What this task involves:
Update the items from the very first line through the line containing "y-tick-label: 500 <box>200 285 252 316</box>" by replacing "y-tick-label" with "y-axis-tick" and keeping everything else the same.

Data extracted from a collection:
>>>>

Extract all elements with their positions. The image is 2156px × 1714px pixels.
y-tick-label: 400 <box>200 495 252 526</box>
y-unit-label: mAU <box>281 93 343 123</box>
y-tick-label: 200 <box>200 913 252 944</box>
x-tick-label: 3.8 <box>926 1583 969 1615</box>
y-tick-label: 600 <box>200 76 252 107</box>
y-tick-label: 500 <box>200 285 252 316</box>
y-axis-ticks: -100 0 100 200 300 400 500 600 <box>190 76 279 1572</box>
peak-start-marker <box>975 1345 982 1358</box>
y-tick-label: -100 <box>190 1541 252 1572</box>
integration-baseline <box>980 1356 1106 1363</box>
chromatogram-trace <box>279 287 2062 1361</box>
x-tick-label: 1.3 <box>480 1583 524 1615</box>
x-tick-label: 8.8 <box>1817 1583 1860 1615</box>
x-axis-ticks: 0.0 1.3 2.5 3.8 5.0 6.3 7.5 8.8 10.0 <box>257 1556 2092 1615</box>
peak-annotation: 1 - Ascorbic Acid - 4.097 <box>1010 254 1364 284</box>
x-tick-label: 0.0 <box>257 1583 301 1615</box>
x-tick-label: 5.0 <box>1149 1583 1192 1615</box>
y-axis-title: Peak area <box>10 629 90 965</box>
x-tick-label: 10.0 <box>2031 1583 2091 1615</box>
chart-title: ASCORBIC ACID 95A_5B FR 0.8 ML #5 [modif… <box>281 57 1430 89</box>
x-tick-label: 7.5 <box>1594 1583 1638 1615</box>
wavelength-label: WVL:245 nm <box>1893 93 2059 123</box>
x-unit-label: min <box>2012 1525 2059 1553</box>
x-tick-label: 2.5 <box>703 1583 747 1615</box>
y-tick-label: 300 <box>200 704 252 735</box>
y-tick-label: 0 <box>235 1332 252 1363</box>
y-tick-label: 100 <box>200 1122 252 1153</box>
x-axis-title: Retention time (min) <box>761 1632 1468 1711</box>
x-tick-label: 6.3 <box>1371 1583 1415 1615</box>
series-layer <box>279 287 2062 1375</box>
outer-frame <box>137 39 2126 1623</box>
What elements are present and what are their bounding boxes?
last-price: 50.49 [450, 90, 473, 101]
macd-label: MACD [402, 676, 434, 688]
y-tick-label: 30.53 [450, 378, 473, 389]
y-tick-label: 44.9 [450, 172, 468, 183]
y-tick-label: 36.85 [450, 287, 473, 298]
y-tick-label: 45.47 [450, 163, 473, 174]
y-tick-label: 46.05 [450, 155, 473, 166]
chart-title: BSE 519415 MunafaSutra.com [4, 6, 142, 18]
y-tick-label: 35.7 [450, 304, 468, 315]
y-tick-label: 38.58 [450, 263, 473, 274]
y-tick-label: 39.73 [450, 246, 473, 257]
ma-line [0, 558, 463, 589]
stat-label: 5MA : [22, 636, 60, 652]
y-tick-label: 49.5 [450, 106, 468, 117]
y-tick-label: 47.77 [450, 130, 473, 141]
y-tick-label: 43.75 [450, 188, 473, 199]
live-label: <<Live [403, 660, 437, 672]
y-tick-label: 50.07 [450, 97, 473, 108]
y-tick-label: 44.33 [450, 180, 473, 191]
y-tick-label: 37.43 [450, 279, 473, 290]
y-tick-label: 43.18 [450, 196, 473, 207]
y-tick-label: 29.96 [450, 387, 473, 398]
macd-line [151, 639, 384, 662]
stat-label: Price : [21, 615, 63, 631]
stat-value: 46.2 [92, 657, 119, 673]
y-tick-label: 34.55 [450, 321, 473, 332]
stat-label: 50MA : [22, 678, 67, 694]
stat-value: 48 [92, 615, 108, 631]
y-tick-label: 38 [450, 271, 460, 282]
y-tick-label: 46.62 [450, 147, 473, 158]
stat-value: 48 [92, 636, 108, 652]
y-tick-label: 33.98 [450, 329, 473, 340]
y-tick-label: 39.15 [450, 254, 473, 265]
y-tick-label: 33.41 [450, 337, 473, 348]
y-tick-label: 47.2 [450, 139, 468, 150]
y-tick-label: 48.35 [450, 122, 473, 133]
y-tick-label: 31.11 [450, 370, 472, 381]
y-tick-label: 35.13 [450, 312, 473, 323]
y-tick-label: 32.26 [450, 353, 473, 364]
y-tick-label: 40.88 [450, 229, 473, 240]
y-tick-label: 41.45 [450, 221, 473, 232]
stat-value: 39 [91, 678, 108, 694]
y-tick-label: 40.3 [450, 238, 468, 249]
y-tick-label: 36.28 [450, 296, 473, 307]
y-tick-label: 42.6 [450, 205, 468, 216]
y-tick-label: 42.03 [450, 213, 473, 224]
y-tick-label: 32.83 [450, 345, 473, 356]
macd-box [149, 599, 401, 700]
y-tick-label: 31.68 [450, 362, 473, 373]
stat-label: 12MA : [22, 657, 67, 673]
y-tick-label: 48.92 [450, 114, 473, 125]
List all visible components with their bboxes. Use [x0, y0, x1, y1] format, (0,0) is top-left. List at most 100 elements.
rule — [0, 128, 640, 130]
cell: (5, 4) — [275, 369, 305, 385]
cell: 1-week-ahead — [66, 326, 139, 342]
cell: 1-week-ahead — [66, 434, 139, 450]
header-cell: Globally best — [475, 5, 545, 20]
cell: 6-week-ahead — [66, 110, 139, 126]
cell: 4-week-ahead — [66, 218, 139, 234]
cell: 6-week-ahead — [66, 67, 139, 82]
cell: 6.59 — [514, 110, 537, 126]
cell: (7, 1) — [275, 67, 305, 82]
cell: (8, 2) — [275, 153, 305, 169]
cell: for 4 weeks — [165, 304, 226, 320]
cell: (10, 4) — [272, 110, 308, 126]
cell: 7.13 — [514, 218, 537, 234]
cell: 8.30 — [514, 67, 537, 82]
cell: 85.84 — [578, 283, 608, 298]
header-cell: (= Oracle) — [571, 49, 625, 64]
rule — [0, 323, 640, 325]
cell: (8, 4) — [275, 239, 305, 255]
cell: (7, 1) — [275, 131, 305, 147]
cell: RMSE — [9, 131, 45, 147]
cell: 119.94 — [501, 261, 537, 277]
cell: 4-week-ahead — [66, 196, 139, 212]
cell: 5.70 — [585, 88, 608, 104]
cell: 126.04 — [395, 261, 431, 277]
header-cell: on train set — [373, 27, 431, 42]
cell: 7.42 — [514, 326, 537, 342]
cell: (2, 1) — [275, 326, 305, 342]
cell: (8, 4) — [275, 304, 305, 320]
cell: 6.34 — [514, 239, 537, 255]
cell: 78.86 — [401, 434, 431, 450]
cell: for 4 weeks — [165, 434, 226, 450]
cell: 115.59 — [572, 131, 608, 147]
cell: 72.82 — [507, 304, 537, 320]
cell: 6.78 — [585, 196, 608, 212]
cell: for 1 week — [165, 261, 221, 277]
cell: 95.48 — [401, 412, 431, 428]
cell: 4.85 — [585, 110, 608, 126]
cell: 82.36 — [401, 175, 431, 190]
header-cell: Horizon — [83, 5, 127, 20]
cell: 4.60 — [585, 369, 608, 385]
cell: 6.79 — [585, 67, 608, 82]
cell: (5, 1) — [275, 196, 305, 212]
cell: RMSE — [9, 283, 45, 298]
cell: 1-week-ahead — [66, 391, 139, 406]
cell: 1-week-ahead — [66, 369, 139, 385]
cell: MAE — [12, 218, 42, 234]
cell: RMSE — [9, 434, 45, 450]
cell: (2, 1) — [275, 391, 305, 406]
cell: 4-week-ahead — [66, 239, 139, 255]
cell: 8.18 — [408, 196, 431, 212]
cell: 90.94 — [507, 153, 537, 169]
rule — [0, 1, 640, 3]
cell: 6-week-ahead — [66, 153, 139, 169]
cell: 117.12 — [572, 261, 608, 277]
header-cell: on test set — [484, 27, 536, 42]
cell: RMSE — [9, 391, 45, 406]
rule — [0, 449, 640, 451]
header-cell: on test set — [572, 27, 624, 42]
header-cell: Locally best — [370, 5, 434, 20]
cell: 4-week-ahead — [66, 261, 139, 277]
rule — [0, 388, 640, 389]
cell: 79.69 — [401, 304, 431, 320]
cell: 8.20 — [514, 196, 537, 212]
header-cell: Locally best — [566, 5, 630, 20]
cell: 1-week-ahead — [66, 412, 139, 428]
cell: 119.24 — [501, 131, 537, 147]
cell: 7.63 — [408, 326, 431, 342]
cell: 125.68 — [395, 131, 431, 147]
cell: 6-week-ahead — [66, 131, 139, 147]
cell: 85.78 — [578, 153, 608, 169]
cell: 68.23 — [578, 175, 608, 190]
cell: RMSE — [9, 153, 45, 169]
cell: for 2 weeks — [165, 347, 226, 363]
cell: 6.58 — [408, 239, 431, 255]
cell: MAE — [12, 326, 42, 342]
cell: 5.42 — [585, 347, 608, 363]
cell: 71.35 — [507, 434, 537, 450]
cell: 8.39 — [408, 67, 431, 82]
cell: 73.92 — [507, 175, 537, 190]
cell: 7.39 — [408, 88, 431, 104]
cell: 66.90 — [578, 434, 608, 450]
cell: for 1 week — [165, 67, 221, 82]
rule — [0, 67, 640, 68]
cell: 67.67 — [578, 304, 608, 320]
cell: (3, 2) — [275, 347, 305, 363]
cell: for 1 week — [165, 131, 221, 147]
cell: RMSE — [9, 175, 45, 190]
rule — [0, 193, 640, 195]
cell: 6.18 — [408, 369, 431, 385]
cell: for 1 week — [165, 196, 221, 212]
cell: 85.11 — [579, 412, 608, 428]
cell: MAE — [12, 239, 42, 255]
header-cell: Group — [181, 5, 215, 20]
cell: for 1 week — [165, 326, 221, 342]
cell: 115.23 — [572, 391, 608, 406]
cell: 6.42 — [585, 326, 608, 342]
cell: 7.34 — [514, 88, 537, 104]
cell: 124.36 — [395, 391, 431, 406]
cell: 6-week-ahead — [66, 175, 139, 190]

<<<<

Finished exercise:
Extract all elements with their positions. The image is 2156px × 1714px pixels.
y-axis-tick: 400 <box>200 495 252 526</box>
y-unit-label: mAU <box>281 93 343 123</box>
y-axis-tick: 200 <box>200 913 252 944</box>
x-tick-label: 3.8 <box>926 1583 969 1615</box>
y-axis-tick: 600 <box>200 76 252 107</box>
y-axis-tick: 500 <box>200 285 252 316</box>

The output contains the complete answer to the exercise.